**Aim of the exercise:**
Search the data for the string "name" and extract every line where it appears.

(Figure dataset records)
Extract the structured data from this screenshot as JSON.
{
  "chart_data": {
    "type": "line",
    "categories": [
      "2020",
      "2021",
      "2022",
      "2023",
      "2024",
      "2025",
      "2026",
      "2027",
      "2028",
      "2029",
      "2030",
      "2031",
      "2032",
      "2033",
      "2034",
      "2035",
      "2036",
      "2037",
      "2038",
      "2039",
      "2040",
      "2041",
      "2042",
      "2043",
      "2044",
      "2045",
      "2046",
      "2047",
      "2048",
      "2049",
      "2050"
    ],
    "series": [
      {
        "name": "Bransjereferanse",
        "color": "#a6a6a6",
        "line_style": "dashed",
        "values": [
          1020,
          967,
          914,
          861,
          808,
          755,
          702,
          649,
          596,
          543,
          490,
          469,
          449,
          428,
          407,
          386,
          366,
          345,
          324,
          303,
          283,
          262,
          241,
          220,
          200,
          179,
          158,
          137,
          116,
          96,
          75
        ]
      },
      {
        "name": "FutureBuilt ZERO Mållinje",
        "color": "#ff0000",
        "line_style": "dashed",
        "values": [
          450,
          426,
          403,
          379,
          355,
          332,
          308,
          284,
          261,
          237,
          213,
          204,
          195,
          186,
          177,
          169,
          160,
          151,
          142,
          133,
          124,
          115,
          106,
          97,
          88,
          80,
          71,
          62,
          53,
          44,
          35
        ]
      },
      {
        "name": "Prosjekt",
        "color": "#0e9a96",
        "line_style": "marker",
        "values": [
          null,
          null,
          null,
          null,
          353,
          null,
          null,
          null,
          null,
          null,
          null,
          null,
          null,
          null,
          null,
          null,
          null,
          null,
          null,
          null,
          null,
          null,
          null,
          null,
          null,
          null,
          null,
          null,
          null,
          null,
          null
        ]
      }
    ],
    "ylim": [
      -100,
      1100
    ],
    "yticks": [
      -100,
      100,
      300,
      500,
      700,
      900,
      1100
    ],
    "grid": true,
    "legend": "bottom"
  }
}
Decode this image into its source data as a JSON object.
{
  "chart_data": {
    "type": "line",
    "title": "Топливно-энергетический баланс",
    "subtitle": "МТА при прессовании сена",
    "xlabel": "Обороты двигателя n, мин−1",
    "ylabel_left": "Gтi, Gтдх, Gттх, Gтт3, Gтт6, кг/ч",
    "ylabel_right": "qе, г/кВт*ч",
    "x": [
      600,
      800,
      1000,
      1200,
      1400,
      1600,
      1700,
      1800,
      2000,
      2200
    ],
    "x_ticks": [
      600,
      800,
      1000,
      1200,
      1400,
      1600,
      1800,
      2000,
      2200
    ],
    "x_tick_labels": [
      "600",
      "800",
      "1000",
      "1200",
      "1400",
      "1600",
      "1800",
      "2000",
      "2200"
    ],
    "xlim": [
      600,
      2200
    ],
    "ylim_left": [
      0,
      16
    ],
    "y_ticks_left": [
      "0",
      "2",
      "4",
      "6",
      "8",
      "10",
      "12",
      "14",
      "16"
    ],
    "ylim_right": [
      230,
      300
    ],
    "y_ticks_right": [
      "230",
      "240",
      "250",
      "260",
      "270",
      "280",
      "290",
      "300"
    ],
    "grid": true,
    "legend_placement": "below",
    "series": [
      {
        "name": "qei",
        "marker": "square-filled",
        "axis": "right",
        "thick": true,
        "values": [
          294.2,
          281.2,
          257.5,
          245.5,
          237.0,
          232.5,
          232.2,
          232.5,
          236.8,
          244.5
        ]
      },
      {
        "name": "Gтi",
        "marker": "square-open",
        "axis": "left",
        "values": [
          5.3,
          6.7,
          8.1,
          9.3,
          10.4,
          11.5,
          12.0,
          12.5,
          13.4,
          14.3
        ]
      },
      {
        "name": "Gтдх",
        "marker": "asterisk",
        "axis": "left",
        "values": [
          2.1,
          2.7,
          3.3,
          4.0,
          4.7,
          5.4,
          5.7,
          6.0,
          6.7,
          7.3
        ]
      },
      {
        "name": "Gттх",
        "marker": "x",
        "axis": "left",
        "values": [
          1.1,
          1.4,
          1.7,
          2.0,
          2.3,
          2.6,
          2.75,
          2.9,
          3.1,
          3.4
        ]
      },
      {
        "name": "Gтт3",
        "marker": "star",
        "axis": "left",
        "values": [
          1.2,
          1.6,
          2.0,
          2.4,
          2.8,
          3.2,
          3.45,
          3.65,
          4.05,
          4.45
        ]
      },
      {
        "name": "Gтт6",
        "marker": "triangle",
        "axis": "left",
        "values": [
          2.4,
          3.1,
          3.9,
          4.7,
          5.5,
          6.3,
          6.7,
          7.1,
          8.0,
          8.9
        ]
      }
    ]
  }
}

**Finished answer:**
        "name": "Bransjereferanse",
        "name": "FutureBuilt ZERO Mållinje",
        "name": "Prosjekt",
        "name": "qei",
        "name": "Gтi",
        "name": "Gтдх",
        "name": "Gттх",
        "name": "Gтт3",
        "name": "Gтт6",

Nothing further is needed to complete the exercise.